(Dataset entries)

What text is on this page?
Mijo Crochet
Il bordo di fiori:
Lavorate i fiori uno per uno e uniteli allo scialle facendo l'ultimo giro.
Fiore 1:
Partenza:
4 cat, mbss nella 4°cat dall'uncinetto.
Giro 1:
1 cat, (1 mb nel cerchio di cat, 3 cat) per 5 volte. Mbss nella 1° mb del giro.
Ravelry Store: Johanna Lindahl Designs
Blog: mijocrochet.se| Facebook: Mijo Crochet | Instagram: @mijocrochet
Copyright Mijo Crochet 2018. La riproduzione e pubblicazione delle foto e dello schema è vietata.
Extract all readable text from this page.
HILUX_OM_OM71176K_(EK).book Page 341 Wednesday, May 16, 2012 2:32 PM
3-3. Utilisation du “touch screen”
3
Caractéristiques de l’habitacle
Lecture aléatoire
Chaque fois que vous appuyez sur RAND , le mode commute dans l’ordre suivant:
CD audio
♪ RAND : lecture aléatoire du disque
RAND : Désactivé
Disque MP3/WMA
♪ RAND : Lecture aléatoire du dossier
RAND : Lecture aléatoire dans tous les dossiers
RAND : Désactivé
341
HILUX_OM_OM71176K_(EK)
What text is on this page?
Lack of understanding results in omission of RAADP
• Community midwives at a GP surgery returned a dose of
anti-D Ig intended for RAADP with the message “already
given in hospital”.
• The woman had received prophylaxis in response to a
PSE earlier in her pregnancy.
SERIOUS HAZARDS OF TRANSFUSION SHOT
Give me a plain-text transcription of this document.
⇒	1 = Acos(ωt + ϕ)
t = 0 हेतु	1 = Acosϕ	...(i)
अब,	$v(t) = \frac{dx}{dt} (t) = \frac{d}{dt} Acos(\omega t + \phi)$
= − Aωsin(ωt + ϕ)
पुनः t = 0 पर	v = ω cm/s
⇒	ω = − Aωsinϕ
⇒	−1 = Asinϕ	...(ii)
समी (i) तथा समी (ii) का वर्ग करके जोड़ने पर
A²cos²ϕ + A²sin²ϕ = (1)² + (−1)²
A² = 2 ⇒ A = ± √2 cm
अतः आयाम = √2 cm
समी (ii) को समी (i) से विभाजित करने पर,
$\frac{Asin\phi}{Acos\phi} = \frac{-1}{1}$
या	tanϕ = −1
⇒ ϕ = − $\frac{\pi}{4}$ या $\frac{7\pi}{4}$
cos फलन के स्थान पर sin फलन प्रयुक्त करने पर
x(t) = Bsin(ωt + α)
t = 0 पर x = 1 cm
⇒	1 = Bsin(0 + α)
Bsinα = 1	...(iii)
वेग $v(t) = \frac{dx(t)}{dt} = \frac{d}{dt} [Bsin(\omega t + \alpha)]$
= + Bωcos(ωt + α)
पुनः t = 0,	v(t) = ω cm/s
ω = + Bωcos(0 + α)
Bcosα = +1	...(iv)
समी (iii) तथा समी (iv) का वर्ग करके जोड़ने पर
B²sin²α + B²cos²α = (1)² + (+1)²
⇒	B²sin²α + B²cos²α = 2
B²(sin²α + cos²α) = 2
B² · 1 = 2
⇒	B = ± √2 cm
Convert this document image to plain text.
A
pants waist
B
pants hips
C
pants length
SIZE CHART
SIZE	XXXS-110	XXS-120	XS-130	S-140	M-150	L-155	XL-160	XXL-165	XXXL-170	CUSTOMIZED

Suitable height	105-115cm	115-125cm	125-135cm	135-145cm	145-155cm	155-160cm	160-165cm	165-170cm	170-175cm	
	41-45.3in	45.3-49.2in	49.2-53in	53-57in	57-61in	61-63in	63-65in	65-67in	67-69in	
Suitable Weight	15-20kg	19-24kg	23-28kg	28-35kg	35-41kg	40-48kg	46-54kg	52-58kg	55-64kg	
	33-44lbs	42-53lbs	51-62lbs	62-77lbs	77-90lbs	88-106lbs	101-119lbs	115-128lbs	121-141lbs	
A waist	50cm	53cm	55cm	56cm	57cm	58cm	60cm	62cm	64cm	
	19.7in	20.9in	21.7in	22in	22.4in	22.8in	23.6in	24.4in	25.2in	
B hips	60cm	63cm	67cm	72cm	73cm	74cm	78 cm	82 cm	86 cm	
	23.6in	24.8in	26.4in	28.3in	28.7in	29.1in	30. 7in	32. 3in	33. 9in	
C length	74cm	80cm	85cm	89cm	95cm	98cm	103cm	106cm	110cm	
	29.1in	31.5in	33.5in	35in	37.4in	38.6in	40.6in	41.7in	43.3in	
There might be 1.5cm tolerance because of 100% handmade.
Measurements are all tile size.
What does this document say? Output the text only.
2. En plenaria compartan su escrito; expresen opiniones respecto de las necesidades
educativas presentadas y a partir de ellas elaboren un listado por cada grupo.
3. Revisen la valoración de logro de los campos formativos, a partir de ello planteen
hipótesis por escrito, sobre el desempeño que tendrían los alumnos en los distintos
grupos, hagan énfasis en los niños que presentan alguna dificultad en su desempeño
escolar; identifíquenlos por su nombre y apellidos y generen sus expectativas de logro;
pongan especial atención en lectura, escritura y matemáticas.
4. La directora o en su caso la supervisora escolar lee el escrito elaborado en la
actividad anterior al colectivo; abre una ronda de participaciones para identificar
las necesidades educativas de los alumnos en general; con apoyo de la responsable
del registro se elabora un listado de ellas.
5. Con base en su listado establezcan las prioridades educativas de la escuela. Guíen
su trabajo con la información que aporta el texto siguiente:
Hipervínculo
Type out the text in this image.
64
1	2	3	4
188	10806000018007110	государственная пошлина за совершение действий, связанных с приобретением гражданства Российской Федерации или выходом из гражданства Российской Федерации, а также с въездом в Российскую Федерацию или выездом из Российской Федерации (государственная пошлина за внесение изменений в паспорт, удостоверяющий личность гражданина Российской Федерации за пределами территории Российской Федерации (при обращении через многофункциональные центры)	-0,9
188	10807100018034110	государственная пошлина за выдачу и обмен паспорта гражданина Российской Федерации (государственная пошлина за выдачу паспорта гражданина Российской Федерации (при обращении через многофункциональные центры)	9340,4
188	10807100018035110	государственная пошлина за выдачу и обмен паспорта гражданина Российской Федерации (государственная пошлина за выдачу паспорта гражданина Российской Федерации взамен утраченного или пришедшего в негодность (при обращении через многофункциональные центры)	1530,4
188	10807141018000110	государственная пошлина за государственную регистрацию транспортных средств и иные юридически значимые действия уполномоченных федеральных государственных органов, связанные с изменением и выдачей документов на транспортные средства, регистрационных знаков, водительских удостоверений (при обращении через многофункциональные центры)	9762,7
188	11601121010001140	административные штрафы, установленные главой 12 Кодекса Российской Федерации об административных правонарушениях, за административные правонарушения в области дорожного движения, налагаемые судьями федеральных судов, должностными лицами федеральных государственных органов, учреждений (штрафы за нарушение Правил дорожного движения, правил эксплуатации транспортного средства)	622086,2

» **Task to complete**: Output each record precisely as given.

» **Written response**:
What text is on this page?
Mijo Crochet
Il bordo di fiori:
Lavorate i fiori uno per uno e uniteli allo scialle facendo l'ultimo giro.
Fiore 1:
Partenza:
4 cat, mbss nella 4°cat dall'uncinetto.
Giro 1:
1 cat, (1 mb nel cerchio di cat, 3 cat) per 5 volte. Mbss nella 1° mb del giro.
Ravelry Store: Johanna Lindahl Designs
Blog: mijocrochet.se| Facebook: Mijo Crochet | Instagram: @mijocrochet
Copyright Mijo Crochet 2018. La riproduzione e pubblicazione delle foto e dello schema è vietata.
Extract all readable text from this page.
HILUX_OM_OM71176K_(EK).book Page 341 Wednesday, May 16, 2012 2:32 PM
3-3. Utilisation du “touch screen”
3
Caractéristiques de l’habitacle
Lecture aléatoire
Chaque fois que vous appuyez sur RAND , le mode commute dans l’ordre suivant:
CD audio
♪ RAND : lecture aléatoire du disque
RAND : Désactivé
Disque MP3/WMA
♪ RAND : Lecture aléatoire du dossier
RAND : Lecture aléatoire dans tous les dossiers
RAND : Désactivé
341
HILUX_OM_OM71176K_(EK)
What text is on this page?
Lack of understanding results in omission of RAADP
• Community midwives at a GP surgery returned a dose of
anti-D Ig intended for RAADP with the message “already
given in hospital”.
• The woman had received prophylaxis in response to a
PSE earlier in her pregnancy.
SERIOUS HAZARDS OF TRANSFUSION SHOT
Give me a plain-text transcription of this document.
⇒	1 = Acos(ωt + ϕ)
t = 0 हेतु	1 = Acosϕ	...(i)
अब,	$v(t) = \frac{dx}{dt} (t) = \frac{d}{dt} Acos(\omega t + \phi)$
= − Aωsin(ωt + ϕ)
पुनः t = 0 पर	v = ω cm/s
⇒	ω = − Aωsinϕ
⇒	−1 = Asinϕ	...(ii)
समी (i) तथा समी (ii) का वर्ग करके जोड़ने पर
A²cos²ϕ + A²sin²ϕ = (1)² + (−1)²
A² = 2 ⇒ A = ± √2 cm
अतः आयाम = √2 cm
समी (ii) को समी (i) से विभाजित करने पर,
$\frac{Asin\phi}{Acos\phi} = \frac{-1}{1}$
या	tanϕ = −1
⇒ ϕ = − $\frac{\pi}{4}$ या $\frac{7\pi}{4}$
cos फलन के स्थान पर sin फलन प्रयुक्त करने पर
x(t) = Bsin(ωt + α)
t = 0 पर x = 1 cm
⇒	1 = Bsin(0 + α)
Bsinα = 1	...(iii)
वेग $v(t) = \frac{dx(t)}{dt} = \frac{d}{dt} [Bsin(\omega t + \alpha)]$
= + Bωcos(ωt + α)
पुनः t = 0,	v(t) = ω cm/s
ω = + Bωcos(0 + α)
Bcosα = +1	...(iv)
समी (iii) तथा समी (iv) का वर्ग करके जोड़ने पर
B²sin²α + B²cos²α = (1)² + (+1)²
⇒	B²sin²α + B²cos²α = 2
B²(sin²α + cos²α) = 2
B² · 1 = 2
⇒	B = ± √2 cm
Convert this document image to plain text.
A
pants waist
B
pants hips
C
pants length
SIZE CHART
SIZE	XXXS-110	XXS-120	XS-130	S-140	M-150	L-155	XL-160	XXL-165	XXXL-170	CUSTOMIZED

Suitable height	105-115cm	115-125cm	125-135cm	135-145cm	145-155cm	155-160cm	160-165cm	165-170cm	170-175cm	
	41-45.3in	45.3-49.2in	49.2-53in	53-57in	57-61in	61-63in	63-65in	65-67in	67-69in	
Suitable Weight	15-20kg	19-24kg	23-28kg	28-35kg	35-41kg	40-48kg	46-54kg	52-58kg	55-64kg	
	33-44lbs	42-53lbs	51-62lbs	62-77lbs	77-90lbs	88-106lbs	101-119lbs	115-128lbs	121-141lbs	
A waist	50cm	53cm	55cm	56cm	57cm	58cm	60cm	62cm	64cm	
	19.7in	20.9in	21.7in	22in	22.4in	22.8in	23.6in	24.4in	25.2in	
B hips	60cm	63cm	67cm	72cm	73cm	74cm	78 cm	82 cm	86 cm	
	23.6in	24.8in	26.4in	28.3in	28.7in	29.1in	30. 7in	32. 3in	33. 9in	
C length	74cm	80cm	85cm	89cm	95cm	98cm	103cm	106cm	110cm	
	29.1in	31.5in	33.5in	35in	37.4in	38.6in	40.6in	41.7in	43.3in	
There might be 1.5cm tolerance because of 100% handmade.
Measurements are all tile size.
What does this document say? Output the text only.
2. En plenaria compartan su escrito; expresen opiniones respecto de las necesidades
educativas presentadas y a partir de ellas elaboren un listado por cada grupo.
3. Revisen la valoración de logro de los campos formativos, a partir de ello planteen
hipótesis por escrito, sobre el desempeño que tendrían los alumnos en los distintos
grupos, hagan énfasis en los niños que presentan alguna dificultad en su desempeño
escolar; identifíquenlos por su nombre y apellidos y generen sus expectativas de logro;
pongan especial atención en lectura, escritura y matemáticas.
4. La directora o en su caso la supervisora escolar lee el escrito elaborado en la
actividad anterior al colectivo; abre una ronda de participaciones para identificar
las necesidades educativas de los alumnos en general; con apoyo de la responsable
del registro se elabora un listado de ellas.
5. Con base en su listado establezcan las prioridades educativas de la escuela. Guíen
su trabajo con la información que aporta el texto siguiente:
Hipervínculo
Type out the text in this image.
64
1	2	3	4
188	10806000018007110	государственная пошлина за совершение действий, связанных с приобретением гражданства Российской Федерации или выходом из гражданства Российской Федерации, а также с въездом в Российскую Федерацию или выездом из Российской Федерации (государственная пошлина за внесение изменений в паспорт, удостоверяющий личность гражданина Российской Федерации за пределами территории Российской Федерации (при обращении через многофункциональные центры)	-0,9
188	10807100018034110	государственная пошлина за выдачу и обмен паспорта гражданина Российской Федерации (государственная пошлина за выдачу паспорта гражданина Российской Федерации (при обращении через многофункциональные центры)	9340,4
188	10807100018035110	государственная пошлина за выдачу и обмен паспорта гражданина Российской Федерации (государственная пошлина за выдачу паспорта гражданина Российской Федерации взамен утраченного или пришедшего в негодность (при обращении через многофункциональные центры)	1530,4
188	10807141018000110	государственная пошлина за государственную регистрацию транспортных средств и иные юридически значимые действия уполномоченных федеральных государственных органов, связанные с изменением и выдачей документов на транспортные средства, регистрационных знаков, водительских удостоверений (при обращении через многофункциональные центры)	9762,7
188	11601121010001140	административные штрафы, установленные главой 12 Кодекса Российской Федерации об административных правонарушениях, за административные правонарушения в области дорожного движения, налагаемые судьями федеральных судов, должностными лицами федеральных государственных органов, учреждений (штрафы за нарушение Правил дорожного движения, правил эксплуатации транспортного средства)	622086,2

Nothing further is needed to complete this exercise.